— start of Input material —
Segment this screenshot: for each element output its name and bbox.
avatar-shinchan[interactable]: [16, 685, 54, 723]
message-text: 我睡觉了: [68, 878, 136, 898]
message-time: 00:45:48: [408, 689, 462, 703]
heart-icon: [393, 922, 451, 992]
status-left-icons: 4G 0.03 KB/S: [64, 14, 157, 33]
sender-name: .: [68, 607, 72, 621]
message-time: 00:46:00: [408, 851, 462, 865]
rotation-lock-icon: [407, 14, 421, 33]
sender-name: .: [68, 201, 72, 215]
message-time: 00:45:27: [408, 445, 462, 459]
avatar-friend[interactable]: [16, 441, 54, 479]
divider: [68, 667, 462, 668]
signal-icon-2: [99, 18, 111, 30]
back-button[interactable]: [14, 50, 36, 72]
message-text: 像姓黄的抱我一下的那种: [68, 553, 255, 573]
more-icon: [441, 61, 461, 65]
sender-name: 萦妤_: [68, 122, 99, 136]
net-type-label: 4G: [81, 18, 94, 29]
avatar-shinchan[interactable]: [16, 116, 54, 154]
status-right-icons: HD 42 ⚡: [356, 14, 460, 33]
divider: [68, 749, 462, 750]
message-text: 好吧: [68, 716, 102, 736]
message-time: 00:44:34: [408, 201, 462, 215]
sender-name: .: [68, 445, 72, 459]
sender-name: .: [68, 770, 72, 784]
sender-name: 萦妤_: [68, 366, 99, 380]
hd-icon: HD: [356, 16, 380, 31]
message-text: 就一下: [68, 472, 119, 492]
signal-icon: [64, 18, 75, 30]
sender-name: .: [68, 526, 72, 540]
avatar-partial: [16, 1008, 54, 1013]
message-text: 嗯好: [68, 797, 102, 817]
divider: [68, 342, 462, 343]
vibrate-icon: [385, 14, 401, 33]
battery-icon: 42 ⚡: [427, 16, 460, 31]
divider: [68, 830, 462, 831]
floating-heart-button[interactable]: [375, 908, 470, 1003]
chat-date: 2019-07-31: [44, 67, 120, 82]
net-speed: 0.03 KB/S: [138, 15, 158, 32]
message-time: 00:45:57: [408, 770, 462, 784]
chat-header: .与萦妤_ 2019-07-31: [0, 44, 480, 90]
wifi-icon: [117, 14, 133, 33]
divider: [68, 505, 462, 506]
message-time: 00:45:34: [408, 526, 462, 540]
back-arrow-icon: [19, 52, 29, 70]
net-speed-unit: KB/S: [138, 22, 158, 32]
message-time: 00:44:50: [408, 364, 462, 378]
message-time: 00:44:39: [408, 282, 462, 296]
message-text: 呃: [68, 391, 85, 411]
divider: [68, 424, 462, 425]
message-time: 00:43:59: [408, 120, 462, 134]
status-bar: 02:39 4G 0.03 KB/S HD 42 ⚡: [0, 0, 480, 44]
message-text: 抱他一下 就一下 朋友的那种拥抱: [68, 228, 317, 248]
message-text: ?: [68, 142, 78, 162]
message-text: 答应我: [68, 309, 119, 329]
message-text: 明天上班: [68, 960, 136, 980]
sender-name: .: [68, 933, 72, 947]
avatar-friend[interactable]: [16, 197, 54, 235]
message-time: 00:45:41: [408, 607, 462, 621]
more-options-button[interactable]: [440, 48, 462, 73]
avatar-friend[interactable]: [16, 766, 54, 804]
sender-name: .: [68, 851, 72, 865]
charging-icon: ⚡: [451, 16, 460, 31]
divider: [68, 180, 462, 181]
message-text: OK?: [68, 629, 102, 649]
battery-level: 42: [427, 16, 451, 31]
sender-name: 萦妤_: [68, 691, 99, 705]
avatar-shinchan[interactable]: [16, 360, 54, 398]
— end of Input material —
_What is expected_: Return the data above line for line, keeping every character and the original order.

_Answer to the task_:
Segment this screenshot: for each element output its name and bbox.
avatar-shinchan[interactable]: [16, 685, 54, 723]
message-text: 我睡觉了: [68, 878, 136, 898]
message-time: 00:45:48: [408, 689, 462, 703]
heart-icon: [393, 922, 451, 992]
status-left-icons: 4G 0.03 KB/S: [64, 14, 157, 33]
sender-name: .: [68, 607, 72, 621]
message-time: 00:46:00: [408, 851, 462, 865]
rotation-lock-icon: [407, 14, 421, 33]
sender-name: .: [68, 201, 72, 215]
message-time: 00:45:27: [408, 445, 462, 459]
avatar-friend[interactable]: [16, 441, 54, 479]
divider: [68, 667, 462, 668]
signal-icon-2: [99, 18, 111, 30]
back-button[interactable]: [14, 50, 36, 72]
message-text: 像姓黄的抱我一下的那种: [68, 553, 255, 573]
more-icon: [441, 61, 461, 65]
sender-name: 萦妤_: [68, 122, 99, 136]
net-type-label: 4G: [81, 18, 94, 29]
avatar-shinchan[interactable]: [16, 116, 54, 154]
status-right-icons: HD 42 ⚡: [356, 14, 460, 33]
divider: [68, 749, 462, 750]
message-text: 好吧: [68, 716, 102, 736]
message-time: 00:44:34: [408, 201, 462, 215]
sender-name: .: [68, 445, 72, 459]
sender-name: .: [68, 770, 72, 784]
sender-name: 萦妤_: [68, 366, 99, 380]
hd-icon: HD: [356, 16, 380, 31]
message-text: 就一下: [68, 472, 119, 492]
signal-icon: [64, 18, 75, 30]
sender-name: .: [68, 526, 72, 540]
avatar-partial: [16, 1008, 54, 1013]
message-text: 嗯好: [68, 797, 102, 817]
divider: [68, 342, 462, 343]
vibrate-icon: [385, 14, 401, 33]
battery-icon: 42 ⚡: [427, 16, 460, 31]
divider: [68, 830, 462, 831]
floating-heart-button[interactable]: [375, 908, 470, 1003]
chat-date: 2019-07-31: [44, 67, 120, 82]
net-speed: 0.03 KB/S: [138, 15, 158, 32]
message-time: 00:45:57: [408, 770, 462, 784]
chat-header: .与萦妤_ 2019-07-31: [0, 44, 480, 90]
wifi-icon: [117, 14, 133, 33]
divider: [68, 505, 462, 506]
message-time: 00:45:34: [408, 526, 462, 540]
back-arrow-icon: [19, 52, 29, 70]
net-speed-unit: KB/S: [138, 22, 158, 32]
message-time: 00:44:50: [408, 364, 462, 378]
message-time: 00:44:39: [408, 282, 462, 296]
message-text: 呃: [68, 391, 85, 411]
divider: [68, 424, 462, 425]
message-time: 00:43:59: [408, 120, 462, 134]
status-bar: 02:39 4G 0.03 KB/S HD 42 ⚡: [0, 0, 480, 44]
message-text: 抱他一下 就一下 朋友的那种拥抱: [68, 228, 317, 248]
message-text: ?: [68, 142, 78, 162]
message-text: 答应我: [68, 309, 119, 329]
message-text: 明天上班: [68, 960, 136, 980]
sender-name: .: [68, 933, 72, 947]
avatar-friend[interactable]: [16, 197, 54, 235]
message-time: 00:45:41: [408, 607, 462, 621]
more-options-button[interactable]: [440, 48, 462, 73]
avatar-friend[interactable]: [16, 766, 54, 804]
sender-name: .: [68, 851, 72, 865]
charging-icon: ⚡: [451, 16, 460, 31]
divider: [68, 180, 462, 181]
message-text: OK?: [68, 629, 102, 649]
battery-level: 42: [427, 16, 451, 31]
sender-name: 萦妤_: [68, 691, 99, 705]
avatar-shinchan[interactable]: [16, 360, 54, 398]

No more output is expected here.